Source data:

────

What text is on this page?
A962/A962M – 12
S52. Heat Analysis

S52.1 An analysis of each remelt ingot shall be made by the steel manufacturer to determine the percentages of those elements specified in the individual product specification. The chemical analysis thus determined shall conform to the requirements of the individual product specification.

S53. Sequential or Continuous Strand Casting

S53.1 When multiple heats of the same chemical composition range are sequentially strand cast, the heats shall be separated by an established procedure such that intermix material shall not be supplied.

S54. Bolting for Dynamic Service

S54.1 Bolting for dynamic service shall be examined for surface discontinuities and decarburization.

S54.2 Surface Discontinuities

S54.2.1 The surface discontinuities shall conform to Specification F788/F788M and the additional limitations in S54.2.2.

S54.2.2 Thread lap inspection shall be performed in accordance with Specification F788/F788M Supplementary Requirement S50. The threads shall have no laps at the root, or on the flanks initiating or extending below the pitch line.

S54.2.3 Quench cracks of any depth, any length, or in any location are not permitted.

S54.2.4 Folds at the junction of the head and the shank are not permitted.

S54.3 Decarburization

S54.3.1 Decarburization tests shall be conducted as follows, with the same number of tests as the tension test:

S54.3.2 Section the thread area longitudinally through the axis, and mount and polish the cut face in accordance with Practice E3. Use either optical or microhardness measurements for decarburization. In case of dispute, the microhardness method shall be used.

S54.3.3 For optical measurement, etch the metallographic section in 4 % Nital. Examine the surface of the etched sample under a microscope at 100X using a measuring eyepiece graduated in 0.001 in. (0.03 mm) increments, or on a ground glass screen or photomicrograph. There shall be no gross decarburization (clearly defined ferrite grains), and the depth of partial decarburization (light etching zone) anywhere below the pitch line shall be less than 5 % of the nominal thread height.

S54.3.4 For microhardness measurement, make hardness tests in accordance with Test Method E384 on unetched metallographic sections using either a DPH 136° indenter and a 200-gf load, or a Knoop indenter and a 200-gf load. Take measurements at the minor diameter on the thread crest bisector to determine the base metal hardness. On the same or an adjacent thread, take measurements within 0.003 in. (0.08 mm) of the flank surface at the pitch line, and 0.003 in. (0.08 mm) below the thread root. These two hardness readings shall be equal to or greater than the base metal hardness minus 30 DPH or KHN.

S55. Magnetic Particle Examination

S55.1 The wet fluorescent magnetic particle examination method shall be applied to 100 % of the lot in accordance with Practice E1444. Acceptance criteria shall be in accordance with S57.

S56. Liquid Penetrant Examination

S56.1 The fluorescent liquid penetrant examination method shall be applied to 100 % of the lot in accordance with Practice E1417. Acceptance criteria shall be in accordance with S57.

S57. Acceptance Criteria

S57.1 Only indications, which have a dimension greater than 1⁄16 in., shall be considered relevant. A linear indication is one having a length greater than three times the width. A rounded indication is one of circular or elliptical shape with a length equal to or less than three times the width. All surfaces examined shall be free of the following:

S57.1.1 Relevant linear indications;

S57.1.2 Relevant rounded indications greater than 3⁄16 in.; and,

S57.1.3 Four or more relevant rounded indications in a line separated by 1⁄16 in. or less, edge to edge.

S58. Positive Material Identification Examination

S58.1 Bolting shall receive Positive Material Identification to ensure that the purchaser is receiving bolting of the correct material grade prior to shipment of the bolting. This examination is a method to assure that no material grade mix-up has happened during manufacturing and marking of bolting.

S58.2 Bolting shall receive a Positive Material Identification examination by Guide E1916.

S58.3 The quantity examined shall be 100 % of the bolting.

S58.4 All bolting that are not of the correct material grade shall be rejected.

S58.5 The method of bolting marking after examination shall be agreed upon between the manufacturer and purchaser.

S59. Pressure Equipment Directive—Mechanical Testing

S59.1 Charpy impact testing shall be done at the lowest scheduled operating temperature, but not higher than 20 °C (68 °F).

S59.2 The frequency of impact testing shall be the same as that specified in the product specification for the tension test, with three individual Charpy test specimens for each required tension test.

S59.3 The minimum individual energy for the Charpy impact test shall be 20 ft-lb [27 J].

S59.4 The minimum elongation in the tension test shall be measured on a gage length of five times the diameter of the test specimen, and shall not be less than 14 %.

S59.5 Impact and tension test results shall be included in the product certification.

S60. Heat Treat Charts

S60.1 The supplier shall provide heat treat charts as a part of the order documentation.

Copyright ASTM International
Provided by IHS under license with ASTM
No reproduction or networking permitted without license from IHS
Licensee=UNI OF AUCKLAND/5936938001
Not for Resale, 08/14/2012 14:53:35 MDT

────

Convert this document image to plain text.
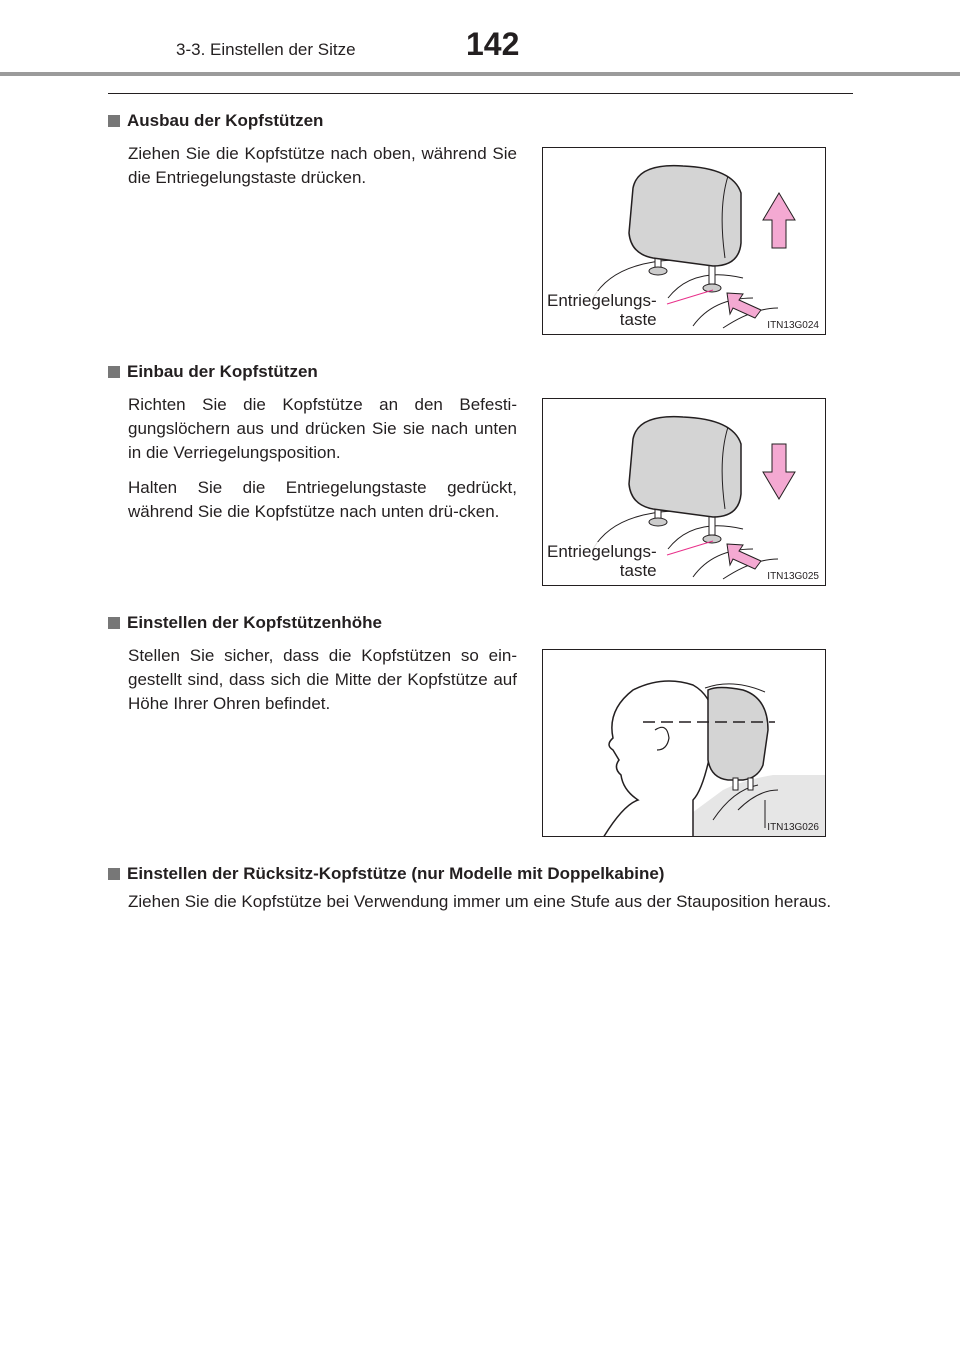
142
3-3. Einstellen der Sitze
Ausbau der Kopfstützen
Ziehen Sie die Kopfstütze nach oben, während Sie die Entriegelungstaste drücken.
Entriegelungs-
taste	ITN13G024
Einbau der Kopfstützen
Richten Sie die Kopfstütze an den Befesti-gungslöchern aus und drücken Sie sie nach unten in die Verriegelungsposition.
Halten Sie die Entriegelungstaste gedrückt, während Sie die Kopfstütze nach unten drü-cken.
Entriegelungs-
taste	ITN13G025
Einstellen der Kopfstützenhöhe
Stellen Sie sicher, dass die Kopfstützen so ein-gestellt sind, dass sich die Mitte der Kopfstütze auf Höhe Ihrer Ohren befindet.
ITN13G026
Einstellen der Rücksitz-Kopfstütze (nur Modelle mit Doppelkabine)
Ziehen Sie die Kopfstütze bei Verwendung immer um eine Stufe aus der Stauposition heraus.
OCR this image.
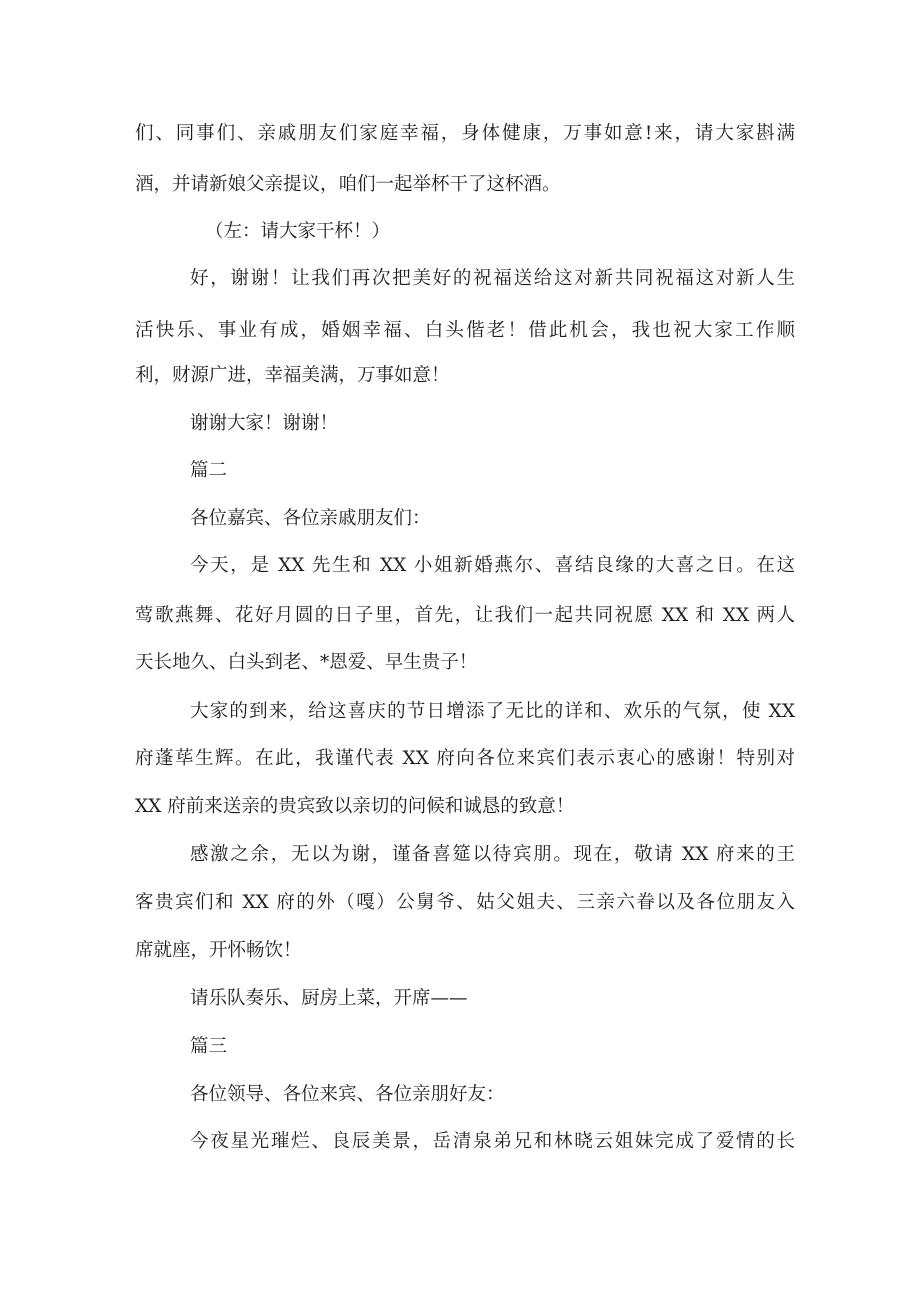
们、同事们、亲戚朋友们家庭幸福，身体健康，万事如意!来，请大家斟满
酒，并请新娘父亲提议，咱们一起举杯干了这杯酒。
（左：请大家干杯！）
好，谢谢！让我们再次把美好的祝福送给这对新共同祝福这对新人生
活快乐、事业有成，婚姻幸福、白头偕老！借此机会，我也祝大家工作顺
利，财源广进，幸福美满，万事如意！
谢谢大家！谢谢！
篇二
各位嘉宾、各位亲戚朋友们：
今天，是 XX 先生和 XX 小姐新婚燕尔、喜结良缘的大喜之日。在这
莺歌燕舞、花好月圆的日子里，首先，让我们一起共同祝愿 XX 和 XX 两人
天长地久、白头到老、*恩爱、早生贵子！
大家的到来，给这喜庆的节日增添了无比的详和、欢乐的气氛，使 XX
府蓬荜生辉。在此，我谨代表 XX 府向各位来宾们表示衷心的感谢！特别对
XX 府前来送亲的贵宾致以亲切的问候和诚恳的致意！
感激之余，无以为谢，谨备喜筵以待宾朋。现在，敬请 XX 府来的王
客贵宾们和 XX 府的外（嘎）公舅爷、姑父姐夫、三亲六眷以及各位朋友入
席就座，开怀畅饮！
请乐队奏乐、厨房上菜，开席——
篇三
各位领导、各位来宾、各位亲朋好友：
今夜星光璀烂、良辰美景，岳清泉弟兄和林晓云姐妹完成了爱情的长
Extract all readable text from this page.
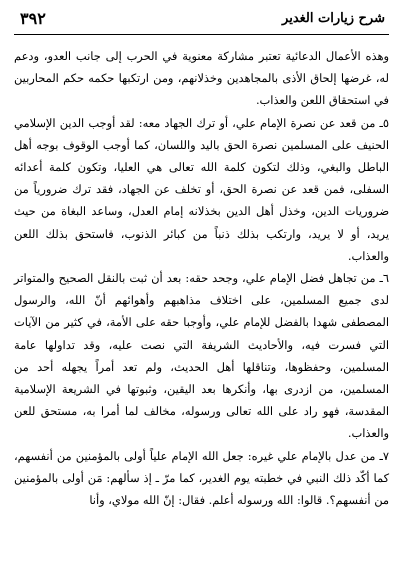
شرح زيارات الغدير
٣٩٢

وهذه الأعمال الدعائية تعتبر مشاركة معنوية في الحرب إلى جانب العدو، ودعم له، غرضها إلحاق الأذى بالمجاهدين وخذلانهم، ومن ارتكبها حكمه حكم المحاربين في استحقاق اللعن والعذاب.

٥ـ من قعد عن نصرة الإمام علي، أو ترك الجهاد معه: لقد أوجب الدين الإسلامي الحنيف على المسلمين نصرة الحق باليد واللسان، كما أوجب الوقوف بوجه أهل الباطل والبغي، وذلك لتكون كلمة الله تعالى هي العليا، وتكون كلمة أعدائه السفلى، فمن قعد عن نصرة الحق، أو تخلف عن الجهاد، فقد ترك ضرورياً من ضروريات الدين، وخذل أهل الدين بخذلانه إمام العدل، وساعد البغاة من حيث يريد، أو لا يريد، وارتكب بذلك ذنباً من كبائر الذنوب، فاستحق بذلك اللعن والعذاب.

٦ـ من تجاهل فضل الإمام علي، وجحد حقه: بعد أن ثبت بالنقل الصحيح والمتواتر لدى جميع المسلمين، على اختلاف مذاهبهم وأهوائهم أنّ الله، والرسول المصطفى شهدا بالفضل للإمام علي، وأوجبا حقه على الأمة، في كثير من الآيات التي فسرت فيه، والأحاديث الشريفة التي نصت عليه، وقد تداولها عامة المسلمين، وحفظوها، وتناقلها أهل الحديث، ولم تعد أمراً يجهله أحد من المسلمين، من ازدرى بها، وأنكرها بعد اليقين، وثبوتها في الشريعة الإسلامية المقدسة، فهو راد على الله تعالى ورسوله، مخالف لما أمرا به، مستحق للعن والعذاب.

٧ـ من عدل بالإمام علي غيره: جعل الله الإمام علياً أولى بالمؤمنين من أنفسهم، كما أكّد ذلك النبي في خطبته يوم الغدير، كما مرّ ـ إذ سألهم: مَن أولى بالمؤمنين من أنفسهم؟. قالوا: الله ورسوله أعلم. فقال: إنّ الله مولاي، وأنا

────

WHAT YOU NEED TO DO: Look above for lines with the word "tension" and copy them all.

FINISHED EXERCISE:
S54.3.1 Decarburization tests shall be conducted as follows, with the same number of tests as the tension test:
S59.2 The frequency of impact testing shall be the same as that specified in the product specification for the tension test, with three individual Charpy test specimens for each required tension test.
S59.4 The minimum elongation in the tension test shall be measured on a gage length of five times the diameter of the test specimen, and shall not be less than 14 %.
S59.5 Impact and tension test results shall be included in the product certification.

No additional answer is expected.